#### DIRECTIONS FOR THIS TASK
Output every entry exactly as written.
-- begin DATASET EXCERPTS --
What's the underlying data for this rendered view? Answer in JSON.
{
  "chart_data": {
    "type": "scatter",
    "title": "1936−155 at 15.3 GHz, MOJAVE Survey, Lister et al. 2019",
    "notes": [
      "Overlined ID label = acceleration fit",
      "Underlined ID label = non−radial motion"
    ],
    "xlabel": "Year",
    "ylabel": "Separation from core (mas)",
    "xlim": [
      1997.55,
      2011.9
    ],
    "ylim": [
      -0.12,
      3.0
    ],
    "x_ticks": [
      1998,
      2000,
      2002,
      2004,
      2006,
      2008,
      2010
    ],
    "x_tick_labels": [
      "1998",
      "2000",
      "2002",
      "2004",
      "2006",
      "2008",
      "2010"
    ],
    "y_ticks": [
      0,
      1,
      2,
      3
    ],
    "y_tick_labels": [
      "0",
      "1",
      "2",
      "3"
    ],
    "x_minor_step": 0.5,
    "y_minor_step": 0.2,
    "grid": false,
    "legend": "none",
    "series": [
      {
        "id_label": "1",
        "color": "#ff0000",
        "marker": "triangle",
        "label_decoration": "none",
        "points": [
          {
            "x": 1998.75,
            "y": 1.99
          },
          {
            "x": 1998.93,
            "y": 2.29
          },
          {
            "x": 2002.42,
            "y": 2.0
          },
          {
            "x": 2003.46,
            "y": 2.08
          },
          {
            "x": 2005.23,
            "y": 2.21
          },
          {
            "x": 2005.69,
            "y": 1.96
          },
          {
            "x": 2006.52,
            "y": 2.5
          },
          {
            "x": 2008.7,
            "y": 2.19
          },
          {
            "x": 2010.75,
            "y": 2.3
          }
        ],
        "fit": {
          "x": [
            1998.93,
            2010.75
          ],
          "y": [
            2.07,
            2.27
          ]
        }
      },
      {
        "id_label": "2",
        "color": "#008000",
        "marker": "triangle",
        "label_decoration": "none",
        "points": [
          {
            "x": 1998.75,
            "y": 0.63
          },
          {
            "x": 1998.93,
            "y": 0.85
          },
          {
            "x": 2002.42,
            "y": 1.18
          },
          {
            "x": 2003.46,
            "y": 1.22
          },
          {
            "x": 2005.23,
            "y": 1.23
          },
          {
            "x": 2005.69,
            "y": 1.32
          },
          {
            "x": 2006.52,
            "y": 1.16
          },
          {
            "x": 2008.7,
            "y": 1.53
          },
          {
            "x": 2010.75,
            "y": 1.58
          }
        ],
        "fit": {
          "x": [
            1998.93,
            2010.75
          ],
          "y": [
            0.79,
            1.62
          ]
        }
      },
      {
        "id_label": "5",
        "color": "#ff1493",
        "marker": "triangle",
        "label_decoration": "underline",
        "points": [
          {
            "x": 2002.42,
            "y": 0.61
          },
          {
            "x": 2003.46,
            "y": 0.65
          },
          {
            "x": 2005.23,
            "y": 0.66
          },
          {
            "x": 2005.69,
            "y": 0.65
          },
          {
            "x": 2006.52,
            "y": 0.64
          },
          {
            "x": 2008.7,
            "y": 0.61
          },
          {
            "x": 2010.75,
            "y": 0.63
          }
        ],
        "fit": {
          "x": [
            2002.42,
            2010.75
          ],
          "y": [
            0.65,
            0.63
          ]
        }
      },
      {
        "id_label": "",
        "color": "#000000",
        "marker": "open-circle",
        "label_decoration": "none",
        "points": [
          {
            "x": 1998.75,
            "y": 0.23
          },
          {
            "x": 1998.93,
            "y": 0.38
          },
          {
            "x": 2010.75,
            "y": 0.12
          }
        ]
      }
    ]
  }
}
-- end DATASET EXCERPTS --
#### WORKED SOLUTION
What's the underlying data for this rendered view? Answer in JSON.
{
  "chart_data": {
    "type": "scatter",
    "title": "1936−155 at 15.3 GHz, MOJAVE Survey, Lister et al. 2019",
    "notes": [
      "Overlined ID label = acceleration fit",
      "Underlined ID label = non−radial motion"
    ],
    "xlabel": "Year",
    "ylabel": "Separation from core (mas)",
    "xlim": [
      1997.55,
      2011.9
    ],
    "ylim": [
      -0.12,
      3.0
    ],
    "x_ticks": [
      1998,
      2000,
      2002,
      2004,
      2006,
      2008,
      2010
    ],
    "x_tick_labels": [
      "1998",
      "2000",
      "2002",
      "2004",
      "2006",
      "2008",
      "2010"
    ],
    "y_ticks": [
      0,
      1,
      2,
      3
    ],
    "y_tick_labels": [
      "0",
      "1",
      "2",
      "3"
    ],
    "x_minor_step": 0.5,
    "y_minor_step": 0.2,
    "grid": false,
    "legend": "none",
    "series": [
      {
        "id_label": "1",
        "color": "#ff0000",
        "marker": "triangle",
        "label_decoration": "none",
        "points": [
          {
            "x": 1998.75,
            "y": 1.99
          },
          {
            "x": 1998.93,
            "y": 2.29
          },
          {
            "x": 2002.42,
            "y": 2.0
          },
          {
            "x": 2003.46,
            "y": 2.08
          },
          {
            "x": 2005.23,
            "y": 2.21
          },
          {
            "x": 2005.69,
            "y": 1.96
          },
          {
            "x": 2006.52,
            "y": 2.5
          },
          {
            "x": 2008.7,
            "y": 2.19
          },
          {
            "x": 2010.75,
            "y": 2.3
          }
        ],
        "fit": {
          "x": [
            1998.93,
            2010.75
          ],
          "y": [
            2.07,
            2.27
          ]
        }
      },
      {
        "id_label": "2",
        "color": "#008000",
        "marker": "triangle",
        "label_decoration": "none",
        "points": [
          {
            "x": 1998.75,
            "y": 0.63
          },
          {
            "x": 1998.93,
            "y": 0.85
          },
          {
            "x": 2002.42,
            "y": 1.18
          },
          {
            "x": 2003.46,
            "y": 1.22
          },
          {
            "x": 2005.23,
            "y": 1.23
          },
          {
            "x": 2005.69,
            "y": 1.32
          },
          {
            "x": 2006.52,
            "y": 1.16
          },
          {
            "x": 2008.7,
            "y": 1.53
          },
          {
            "x": 2010.75,
            "y": 1.58
          }
        ],
        "fit": {
          "x": [
            1998.93,
            2010.75
          ],
          "y": [
            0.79,
            1.62
          ]
        }
      },
      {
        "id_label": "5",
        "color": "#ff1493",
        "marker": "triangle",
        "label_decoration": "underline",
        "points": [
          {
            "x": 2002.42,
            "y": 0.61
          },
          {
            "x": 2003.46,
            "y": 0.65
          },
          {
            "x": 2005.23,
            "y": 0.66
          },
          {
            "x": 2005.69,
            "y": 0.65
          },
          {
            "x": 2006.52,
            "y": 0.64
          },
          {
            "x": 2008.7,
            "y": 0.61
          },
          {
            "x": 2010.75,
            "y": 0.63
          }
        ],
        "fit": {
          "x": [
            2002.42,
            2010.75
          ],
          "y": [
            0.65,
            0.63
          ]
        }
      },
      {
        "id_label": "",
        "color": "#000000",
        "marker": "open-circle",
        "label_decoration": "none",
        "points": [
          {
            "x": 1998.75,
            "y": 0.23
          },
          {
            "x": 1998.93,
            "y": 0.38
          },
          {
            "x": 2010.75,
            "y": 0.12
          }
        ]
      }
    ]
  }
}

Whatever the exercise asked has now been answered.